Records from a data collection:
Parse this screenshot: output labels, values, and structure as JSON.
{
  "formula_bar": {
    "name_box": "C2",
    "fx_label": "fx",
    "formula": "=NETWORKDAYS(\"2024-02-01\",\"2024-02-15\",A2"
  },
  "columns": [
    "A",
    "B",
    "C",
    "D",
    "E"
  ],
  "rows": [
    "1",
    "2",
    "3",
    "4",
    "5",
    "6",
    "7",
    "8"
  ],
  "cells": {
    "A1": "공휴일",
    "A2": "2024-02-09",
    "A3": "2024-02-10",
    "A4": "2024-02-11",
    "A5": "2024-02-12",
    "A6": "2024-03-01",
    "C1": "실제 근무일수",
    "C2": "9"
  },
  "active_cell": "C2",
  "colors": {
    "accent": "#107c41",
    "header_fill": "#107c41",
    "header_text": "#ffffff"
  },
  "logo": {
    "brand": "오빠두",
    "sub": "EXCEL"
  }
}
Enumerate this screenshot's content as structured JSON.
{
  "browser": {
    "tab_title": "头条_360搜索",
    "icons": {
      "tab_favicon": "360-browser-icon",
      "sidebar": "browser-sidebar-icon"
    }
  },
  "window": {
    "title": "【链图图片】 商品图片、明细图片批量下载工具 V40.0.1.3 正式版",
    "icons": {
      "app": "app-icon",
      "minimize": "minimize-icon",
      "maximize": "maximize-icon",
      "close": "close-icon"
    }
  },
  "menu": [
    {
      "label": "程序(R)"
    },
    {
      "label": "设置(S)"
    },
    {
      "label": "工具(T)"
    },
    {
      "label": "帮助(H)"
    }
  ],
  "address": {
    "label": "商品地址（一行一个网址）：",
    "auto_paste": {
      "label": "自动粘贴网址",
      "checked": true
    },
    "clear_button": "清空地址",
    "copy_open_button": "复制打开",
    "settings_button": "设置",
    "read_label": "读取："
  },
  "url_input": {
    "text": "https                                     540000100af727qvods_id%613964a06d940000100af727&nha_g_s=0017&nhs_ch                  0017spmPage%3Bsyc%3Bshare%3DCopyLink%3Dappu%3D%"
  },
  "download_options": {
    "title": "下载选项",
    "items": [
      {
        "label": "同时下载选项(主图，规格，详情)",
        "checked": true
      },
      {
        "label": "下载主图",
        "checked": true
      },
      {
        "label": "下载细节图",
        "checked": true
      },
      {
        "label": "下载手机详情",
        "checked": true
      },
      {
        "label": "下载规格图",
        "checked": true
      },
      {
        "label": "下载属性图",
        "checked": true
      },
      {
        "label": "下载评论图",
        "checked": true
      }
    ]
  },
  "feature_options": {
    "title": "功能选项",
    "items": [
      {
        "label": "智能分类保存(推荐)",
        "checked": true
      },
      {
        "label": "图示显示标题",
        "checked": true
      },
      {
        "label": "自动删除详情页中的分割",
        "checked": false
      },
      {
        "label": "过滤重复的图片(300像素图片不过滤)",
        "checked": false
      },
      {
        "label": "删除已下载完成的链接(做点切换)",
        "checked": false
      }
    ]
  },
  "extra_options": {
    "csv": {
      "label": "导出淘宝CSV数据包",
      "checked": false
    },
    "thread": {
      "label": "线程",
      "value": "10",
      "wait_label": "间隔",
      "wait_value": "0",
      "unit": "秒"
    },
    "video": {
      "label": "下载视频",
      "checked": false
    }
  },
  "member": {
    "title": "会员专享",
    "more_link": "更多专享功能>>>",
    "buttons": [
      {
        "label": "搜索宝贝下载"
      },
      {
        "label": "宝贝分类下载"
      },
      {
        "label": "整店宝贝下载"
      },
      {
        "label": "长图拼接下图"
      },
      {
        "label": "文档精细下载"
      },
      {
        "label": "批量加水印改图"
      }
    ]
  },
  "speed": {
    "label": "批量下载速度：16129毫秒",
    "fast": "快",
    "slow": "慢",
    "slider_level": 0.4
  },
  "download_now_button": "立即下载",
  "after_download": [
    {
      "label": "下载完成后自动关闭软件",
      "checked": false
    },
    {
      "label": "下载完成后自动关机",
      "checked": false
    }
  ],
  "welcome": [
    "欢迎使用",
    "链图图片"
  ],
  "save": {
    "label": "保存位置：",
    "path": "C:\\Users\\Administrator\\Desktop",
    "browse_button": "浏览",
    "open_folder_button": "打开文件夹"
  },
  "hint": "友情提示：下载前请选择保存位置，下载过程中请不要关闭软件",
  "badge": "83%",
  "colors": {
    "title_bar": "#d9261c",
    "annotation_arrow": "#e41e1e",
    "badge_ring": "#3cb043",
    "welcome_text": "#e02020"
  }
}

---

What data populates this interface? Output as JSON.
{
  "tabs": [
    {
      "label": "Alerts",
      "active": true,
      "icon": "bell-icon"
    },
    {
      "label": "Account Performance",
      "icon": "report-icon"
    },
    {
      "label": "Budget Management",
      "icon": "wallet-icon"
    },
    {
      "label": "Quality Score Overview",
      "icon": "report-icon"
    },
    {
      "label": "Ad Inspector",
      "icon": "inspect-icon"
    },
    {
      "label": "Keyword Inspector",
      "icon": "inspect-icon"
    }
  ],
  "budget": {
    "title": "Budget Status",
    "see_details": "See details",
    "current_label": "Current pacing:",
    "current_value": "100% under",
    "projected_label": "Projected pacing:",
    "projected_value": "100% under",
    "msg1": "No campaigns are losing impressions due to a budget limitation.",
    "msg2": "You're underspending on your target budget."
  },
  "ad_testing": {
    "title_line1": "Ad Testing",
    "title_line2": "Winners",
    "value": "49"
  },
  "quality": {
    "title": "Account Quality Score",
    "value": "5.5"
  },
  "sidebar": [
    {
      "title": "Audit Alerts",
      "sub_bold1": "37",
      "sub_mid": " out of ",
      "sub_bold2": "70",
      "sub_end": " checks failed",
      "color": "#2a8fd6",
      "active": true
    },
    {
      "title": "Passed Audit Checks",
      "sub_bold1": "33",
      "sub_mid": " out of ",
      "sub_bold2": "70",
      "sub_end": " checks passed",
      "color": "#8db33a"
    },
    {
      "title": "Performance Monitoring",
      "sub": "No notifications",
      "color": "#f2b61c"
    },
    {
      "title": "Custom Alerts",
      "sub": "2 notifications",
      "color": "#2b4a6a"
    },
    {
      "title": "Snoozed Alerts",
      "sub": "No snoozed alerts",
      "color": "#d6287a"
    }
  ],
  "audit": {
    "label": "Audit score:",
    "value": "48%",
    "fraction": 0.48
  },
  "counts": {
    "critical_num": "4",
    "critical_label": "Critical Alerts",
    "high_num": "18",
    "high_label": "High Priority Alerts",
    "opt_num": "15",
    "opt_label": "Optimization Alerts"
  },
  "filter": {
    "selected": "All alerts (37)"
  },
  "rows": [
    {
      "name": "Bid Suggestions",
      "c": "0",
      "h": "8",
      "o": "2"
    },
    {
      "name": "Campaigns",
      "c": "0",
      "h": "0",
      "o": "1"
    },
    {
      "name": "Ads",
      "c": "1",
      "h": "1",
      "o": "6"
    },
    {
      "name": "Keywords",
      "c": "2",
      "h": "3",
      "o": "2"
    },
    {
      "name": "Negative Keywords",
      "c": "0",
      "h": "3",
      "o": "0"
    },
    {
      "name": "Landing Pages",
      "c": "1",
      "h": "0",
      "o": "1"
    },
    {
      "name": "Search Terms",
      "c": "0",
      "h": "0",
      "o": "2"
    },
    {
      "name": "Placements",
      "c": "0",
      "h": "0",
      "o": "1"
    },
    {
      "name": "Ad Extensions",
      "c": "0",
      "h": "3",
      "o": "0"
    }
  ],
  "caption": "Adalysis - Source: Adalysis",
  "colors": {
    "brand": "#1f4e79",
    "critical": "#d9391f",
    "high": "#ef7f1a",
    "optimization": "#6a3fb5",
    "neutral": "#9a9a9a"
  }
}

### [Directions]
Find the word "Performance" in the entries above and gather every line that holds it.

### [The reply]
      "label": "Account Performance",
      "title": "Performance Monitoring",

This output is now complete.